● Request
Reproduce all of the records exactly.
===== Records for this exercise
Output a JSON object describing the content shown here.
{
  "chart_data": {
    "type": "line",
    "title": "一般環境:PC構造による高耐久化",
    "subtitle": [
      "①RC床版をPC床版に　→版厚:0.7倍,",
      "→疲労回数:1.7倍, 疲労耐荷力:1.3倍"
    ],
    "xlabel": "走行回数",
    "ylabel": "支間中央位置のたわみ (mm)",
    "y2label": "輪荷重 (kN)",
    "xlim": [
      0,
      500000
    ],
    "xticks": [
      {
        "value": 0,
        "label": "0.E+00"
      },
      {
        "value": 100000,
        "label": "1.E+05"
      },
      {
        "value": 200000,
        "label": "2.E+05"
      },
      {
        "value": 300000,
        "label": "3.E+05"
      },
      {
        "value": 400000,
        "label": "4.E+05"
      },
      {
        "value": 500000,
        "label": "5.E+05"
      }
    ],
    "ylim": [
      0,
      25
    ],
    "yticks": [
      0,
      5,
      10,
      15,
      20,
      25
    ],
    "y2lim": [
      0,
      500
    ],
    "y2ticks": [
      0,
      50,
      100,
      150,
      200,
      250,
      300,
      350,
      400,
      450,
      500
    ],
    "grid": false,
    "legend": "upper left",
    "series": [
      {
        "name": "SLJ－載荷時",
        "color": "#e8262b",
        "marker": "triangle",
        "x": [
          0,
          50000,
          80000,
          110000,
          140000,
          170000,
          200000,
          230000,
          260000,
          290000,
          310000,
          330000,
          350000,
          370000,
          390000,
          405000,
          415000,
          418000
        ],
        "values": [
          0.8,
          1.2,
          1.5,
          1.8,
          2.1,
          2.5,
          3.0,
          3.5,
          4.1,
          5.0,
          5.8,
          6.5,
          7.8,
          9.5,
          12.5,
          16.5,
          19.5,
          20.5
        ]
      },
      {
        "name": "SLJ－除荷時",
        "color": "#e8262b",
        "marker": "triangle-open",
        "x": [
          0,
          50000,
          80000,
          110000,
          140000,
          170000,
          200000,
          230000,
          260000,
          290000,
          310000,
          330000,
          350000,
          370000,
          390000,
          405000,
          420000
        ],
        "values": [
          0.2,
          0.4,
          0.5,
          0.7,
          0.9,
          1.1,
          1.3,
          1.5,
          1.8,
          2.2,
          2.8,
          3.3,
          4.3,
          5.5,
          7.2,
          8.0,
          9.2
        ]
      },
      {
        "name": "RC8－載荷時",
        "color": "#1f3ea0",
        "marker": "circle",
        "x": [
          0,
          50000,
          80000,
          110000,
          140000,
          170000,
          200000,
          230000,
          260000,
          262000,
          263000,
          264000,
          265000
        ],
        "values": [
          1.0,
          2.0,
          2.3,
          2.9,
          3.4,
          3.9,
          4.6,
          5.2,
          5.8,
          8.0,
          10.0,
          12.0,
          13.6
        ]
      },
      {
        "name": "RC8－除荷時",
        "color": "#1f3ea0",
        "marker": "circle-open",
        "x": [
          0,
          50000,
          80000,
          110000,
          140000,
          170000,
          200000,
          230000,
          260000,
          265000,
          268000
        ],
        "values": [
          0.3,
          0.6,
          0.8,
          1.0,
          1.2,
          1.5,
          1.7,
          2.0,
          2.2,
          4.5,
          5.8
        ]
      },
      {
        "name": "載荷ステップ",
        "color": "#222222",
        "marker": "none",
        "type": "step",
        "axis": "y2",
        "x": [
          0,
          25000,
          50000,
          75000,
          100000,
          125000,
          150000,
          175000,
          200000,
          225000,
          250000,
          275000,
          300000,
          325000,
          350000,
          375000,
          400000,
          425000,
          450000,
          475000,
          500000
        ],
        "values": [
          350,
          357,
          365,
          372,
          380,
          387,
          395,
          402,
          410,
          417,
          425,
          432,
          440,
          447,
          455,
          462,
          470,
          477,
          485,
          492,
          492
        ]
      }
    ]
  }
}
==========
● Expected answer
Output a JSON object describing the content shown here.
{
  "chart_data": {
    "type": "line",
    "title": "一般環境:PC構造による高耐久化",
    "subtitle": [
      "①RC床版をPC床版に　→版厚:0.7倍,",
      "→疲労回数:1.7倍, 疲労耐荷力:1.3倍"
    ],
    "xlabel": "走行回数",
    "ylabel": "支間中央位置のたわみ (mm)",
    "y2label": "輪荷重 (kN)",
    "xlim": [
      0,
      500000
    ],
    "xticks": [
      {
        "value": 0,
        "label": "0.E+00"
      },
      {
        "value": 100000,
        "label": "1.E+05"
      },
      {
        "value": 200000,
        "label": "2.E+05"
      },
      {
        "value": 300000,
        "label": "3.E+05"
      },
      {
        "value": 400000,
        "label": "4.E+05"
      },
      {
        "value": 500000,
        "label": "5.E+05"
      }
    ],
    "ylim": [
      0,
      25
    ],
    "yticks": [
      0,
      5,
      10,
      15,
      20,
      25
    ],
    "y2lim": [
      0,
      500
    ],
    "y2ticks": [
      0,
      50,
      100,
      150,
      200,
      250,
      300,
      350,
      400,
      450,
      500
    ],
    "grid": false,
    "legend": "upper left",
    "series": [
      {
        "name": "SLJ－載荷時",
        "color": "#e8262b",
        "marker": "triangle",
        "x": [
          0,
          50000,
          80000,
          110000,
          140000,
          170000,
          200000,
          230000,
          260000,
          290000,
          310000,
          330000,
          350000,
          370000,
          390000,
          405000,
          415000,
          418000
        ],
        "values": [
          0.8,
          1.2,
          1.5,
          1.8,
          2.1,
          2.5,
          3.0,
          3.5,
          4.1,
          5.0,
          5.8,
          6.5,
          7.8,
          9.5,
          12.5,
          16.5,
          19.5,
          20.5
        ]
      },
      {
        "name": "SLJ－除荷時",
        "color": "#e8262b",
        "marker": "triangle-open",
        "x": [
          0,
          50000,
          80000,
          110000,
          140000,
          170000,
          200000,
          230000,
          260000,
          290000,
          310000,
          330000,
          350000,
          370000,
          390000,
          405000,
          420000
        ],
        "values": [
          0.2,
          0.4,
          0.5,
          0.7,
          0.9,
          1.1,
          1.3,
          1.5,
          1.8,
          2.2,
          2.8,
          3.3,
          4.3,
          5.5,
          7.2,
          8.0,
          9.2
        ]
      },
      {
        "name": "RC8－載荷時",
        "color": "#1f3ea0",
        "marker": "circle",
        "x": [
          0,
          50000,
          80000,
          110000,
          140000,
          170000,
          200000,
          230000,
          260000,
          262000,
          263000,
          264000,
          265000
        ],
        "values": [
          1.0,
          2.0,
          2.3,
          2.9,
          3.4,
          3.9,
          4.6,
          5.2,
          5.8,
          8.0,
          10.0,
          12.0,
          13.6
        ]
      },
      {
        "name": "RC8－除荷時",
        "color": "#1f3ea0",
        "marker": "circle-open",
        "x": [
          0,
          50000,
          80000,
          110000,
          140000,
          170000,
          200000,
          230000,
          260000,
          265000,
          268000
        ],
        "values": [
          0.3,
          0.6,
          0.8,
          1.0,
          1.2,
          1.5,
          1.7,
          2.0,
          2.2,
          4.5,
          5.8
        ]
      },
      {
        "name": "載荷ステップ",
        "color": "#222222",
        "marker": "none",
        "type": "step",
        "axis": "y2",
        "x": [
          0,
          25000,
          50000,
          75000,
          100000,
          125000,
          150000,
          175000,
          200000,
          225000,
          250000,
          275000,
          300000,
          325000,
          350000,
          375000,
          400000,
          425000,
          450000,
          475000,
          500000
        ],
        "values": [
          350,
          357,
          365,
          372,
          380,
          387,
          395,
          402,
          410,
          417,
          425,
          432,
          440,
          447,
          455,
          462,
          470,
          477,
          485,
          492,
          492
        ]
      }
    ]
  }
}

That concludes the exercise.